▶ **What the exercise asks**: Below are the records; reproduce all of them exactly but without any images.

Records from a collection of figures:
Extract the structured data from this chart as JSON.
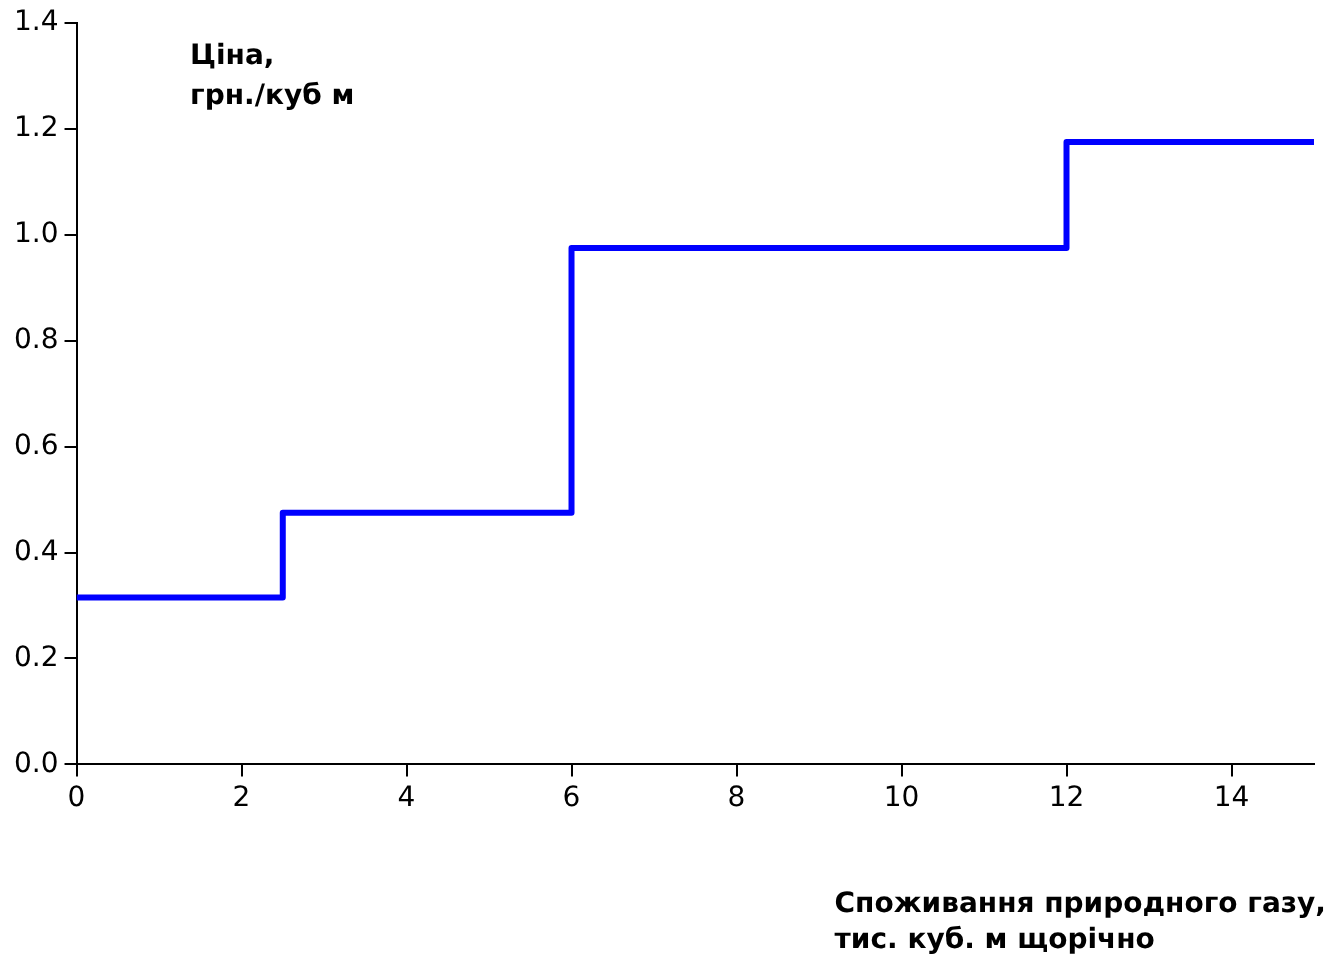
{
  "chart_data": {
    "type": "step",
    "ylabel": "Ціна,\nгрн./куб м",
    "xlabel": "Споживання природного газу,\nтис. куб. м щорічно",
    "x": [
      0,
      2.5,
      6,
      12,
      15
    ],
    "series": [
      {
        "color": "#0000ff",
        "values": [
          0.315,
          0.475,
          0.975,
          1.175,
          1.175
        ]
      }
    ],
    "xlim": [
      0,
      15
    ],
    "xticks": [
      0,
      2,
      4,
      6,
      8,
      10,
      12,
      14
    ],
    "ylim": [
      0,
      1.4
    ],
    "yticks": [
      {
        "value": 0,
        "label": "0.0"
      },
      {
        "value": 0.2,
        "label": "0.2"
      },
      {
        "value": 0.4,
        "label": "0.4"
      },
      {
        "value": 0.6,
        "label": "0.6"
      },
      {
        "value": 0.8,
        "label": "0.8"
      },
      {
        "value": 1,
        "label": "1.0"
      },
      {
        "value": 1.2,
        "label": "1.2"
      },
      {
        "value": 1.4,
        "label": "1.4"
      }
    ],
    "grid": false,
    "legend": false
  }
}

▶ **Right answer**:
Extract the structured data from this chart as JSON.
{
  "chart_data": {
    "type": "step",
    "ylabel": "Ціна,\nгрн./куб м",
    "xlabel": "Споживання природного газу,\nтис. куб. м щорічно",
    "x": [
      0,
      2.5,
      6,
      12,
      15
    ],
    "series": [
      {
        "color": "#0000ff",
        "values": [
          0.315,
          0.475,
          0.975,
          1.175,
          1.175
        ]
      }
    ],
    "xlim": [
      0,
      15
    ],
    "xticks": [
      0,
      2,
      4,
      6,
      8,
      10,
      12,
      14
    ],
    "ylim": [
      0,
      1.4
    ],
    "yticks": [
      {
        "value": 0,
        "label": "0.0"
      },
      {
        "value": 0.2,
        "label": "0.2"
      },
      {
        "value": 0.4,
        "label": "0.4"
      },
      {
        "value": 0.6,
        "label": "0.6"
      },
      {
        "value": 0.8,
        "label": "0.8"
      },
      {
        "value": 1,
        "label": "1.0"
      },
      {
        "value": 1.2,
        "label": "1.2"
      },
      {
        "value": 1.4,
        "label": "1.4"
      }
    ],
    "grid": false,
    "legend": false
  }
}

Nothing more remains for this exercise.